**What is expected**
From the entries provided below, copy each line that contains the word "title".
===== Source material
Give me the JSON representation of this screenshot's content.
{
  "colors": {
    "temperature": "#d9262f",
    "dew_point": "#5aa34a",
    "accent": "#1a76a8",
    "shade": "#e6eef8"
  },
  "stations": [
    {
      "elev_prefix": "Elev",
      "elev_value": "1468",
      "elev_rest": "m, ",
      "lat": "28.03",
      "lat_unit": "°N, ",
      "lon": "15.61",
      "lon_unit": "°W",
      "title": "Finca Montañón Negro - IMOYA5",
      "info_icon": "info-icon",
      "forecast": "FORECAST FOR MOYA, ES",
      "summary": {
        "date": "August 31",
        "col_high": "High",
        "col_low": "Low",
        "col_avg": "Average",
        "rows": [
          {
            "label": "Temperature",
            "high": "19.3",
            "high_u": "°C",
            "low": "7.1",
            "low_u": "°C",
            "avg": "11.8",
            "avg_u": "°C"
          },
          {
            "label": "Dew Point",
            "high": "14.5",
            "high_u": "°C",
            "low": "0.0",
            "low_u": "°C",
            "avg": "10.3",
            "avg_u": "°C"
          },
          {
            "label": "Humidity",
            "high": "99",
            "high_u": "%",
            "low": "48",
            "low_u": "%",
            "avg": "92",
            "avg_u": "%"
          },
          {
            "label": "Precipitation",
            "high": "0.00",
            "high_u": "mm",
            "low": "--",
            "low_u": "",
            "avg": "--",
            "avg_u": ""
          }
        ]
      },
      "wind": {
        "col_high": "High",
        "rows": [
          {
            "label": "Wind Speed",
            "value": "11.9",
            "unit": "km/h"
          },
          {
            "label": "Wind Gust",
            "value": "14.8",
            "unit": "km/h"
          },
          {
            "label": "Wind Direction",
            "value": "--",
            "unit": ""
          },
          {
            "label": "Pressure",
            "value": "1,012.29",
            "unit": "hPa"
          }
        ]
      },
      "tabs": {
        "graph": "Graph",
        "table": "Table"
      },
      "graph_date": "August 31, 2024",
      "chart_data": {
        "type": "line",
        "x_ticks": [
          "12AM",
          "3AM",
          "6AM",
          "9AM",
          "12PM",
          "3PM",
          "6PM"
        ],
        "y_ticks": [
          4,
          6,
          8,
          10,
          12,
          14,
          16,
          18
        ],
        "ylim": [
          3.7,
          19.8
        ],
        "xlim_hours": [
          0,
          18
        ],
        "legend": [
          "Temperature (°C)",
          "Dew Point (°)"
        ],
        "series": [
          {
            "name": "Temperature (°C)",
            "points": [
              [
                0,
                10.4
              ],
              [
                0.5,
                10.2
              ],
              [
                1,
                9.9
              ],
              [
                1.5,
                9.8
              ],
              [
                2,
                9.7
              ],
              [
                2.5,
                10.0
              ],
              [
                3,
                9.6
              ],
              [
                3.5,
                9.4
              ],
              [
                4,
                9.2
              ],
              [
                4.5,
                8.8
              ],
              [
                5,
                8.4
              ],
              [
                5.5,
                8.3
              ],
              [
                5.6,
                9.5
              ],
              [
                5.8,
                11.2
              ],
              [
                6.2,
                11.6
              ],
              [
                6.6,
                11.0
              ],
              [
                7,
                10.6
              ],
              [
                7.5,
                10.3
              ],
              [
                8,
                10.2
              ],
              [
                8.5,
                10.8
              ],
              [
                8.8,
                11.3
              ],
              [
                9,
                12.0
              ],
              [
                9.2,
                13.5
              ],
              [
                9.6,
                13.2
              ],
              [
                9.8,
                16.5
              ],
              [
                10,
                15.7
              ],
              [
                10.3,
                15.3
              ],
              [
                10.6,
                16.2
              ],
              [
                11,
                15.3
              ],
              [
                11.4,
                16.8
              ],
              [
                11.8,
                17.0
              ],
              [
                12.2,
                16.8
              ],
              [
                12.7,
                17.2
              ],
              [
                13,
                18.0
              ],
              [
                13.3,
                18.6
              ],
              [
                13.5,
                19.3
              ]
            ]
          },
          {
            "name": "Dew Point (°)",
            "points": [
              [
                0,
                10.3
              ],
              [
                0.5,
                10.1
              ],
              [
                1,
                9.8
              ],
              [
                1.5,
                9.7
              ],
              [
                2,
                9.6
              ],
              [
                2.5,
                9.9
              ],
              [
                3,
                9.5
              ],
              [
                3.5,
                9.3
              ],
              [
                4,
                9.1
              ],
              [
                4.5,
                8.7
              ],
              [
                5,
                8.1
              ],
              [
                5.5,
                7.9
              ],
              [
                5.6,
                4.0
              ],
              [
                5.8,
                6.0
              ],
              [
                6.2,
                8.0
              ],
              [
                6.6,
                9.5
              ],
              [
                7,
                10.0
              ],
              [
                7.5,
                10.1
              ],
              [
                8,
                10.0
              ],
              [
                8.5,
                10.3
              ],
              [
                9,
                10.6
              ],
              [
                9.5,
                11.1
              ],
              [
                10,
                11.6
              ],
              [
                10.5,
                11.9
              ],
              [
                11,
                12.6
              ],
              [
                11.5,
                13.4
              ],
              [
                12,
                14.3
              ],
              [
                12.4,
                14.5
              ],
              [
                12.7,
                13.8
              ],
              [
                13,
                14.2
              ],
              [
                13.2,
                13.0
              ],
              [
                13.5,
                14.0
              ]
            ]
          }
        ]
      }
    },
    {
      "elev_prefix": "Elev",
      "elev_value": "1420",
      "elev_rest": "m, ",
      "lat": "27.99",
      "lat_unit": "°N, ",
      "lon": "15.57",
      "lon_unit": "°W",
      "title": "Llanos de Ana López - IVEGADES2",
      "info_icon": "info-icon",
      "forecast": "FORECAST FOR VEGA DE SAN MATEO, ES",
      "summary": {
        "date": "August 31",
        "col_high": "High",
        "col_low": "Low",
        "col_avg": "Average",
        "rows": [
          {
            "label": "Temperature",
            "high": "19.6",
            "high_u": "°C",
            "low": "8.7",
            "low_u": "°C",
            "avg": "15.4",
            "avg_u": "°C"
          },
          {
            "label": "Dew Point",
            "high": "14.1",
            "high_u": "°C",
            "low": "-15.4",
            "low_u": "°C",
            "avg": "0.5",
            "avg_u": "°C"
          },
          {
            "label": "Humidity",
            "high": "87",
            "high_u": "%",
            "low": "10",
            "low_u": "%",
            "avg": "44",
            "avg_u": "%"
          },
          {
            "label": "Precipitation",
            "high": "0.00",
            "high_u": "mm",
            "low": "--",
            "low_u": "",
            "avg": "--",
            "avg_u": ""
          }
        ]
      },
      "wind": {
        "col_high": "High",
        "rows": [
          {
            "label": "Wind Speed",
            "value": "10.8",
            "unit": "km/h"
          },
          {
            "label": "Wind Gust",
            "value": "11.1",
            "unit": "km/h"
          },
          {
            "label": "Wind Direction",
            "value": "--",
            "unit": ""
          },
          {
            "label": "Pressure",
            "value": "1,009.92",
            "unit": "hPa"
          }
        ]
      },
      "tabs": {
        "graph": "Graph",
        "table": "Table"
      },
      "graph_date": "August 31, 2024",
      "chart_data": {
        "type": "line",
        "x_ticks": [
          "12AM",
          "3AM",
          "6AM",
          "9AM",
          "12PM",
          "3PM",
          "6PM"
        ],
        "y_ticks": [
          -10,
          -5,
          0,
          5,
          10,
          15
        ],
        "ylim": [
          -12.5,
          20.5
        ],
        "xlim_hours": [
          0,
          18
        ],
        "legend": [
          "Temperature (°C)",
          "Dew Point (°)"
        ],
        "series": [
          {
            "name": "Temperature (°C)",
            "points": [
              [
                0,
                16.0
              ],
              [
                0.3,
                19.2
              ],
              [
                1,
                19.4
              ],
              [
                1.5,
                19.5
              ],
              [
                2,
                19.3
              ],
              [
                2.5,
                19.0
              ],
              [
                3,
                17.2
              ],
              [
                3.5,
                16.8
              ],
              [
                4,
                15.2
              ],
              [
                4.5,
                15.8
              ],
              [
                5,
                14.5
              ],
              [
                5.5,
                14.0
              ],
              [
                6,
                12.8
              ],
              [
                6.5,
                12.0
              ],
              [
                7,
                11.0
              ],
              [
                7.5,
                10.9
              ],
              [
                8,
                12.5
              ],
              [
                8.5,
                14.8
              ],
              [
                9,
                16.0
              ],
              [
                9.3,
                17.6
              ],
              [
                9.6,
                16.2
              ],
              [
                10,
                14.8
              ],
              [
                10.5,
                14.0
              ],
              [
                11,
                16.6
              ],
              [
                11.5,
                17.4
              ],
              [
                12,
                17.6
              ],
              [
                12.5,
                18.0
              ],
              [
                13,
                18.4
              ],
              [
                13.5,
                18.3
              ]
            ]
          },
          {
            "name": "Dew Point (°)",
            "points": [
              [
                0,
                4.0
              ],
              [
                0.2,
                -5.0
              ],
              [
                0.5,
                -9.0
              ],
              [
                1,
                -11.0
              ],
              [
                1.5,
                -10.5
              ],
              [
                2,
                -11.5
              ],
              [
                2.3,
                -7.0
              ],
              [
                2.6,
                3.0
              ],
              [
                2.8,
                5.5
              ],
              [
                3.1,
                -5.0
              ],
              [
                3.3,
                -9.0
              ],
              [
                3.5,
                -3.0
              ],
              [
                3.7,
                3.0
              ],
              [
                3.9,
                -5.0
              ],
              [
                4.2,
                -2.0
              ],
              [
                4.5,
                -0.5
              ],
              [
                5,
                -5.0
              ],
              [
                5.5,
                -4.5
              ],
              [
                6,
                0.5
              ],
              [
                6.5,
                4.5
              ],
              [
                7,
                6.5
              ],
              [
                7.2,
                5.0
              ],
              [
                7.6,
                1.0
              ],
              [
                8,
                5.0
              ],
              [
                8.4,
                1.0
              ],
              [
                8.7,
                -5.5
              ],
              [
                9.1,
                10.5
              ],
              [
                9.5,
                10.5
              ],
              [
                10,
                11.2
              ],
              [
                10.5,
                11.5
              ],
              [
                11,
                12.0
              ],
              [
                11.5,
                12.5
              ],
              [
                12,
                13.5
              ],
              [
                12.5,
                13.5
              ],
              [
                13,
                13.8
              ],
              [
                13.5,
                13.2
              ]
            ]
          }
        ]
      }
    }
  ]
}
==========
**Output for this task**
      "title": "Finca Montañón Negro - IMOYA5",
      "title": "Llanos de Ana López - IVEGADES2",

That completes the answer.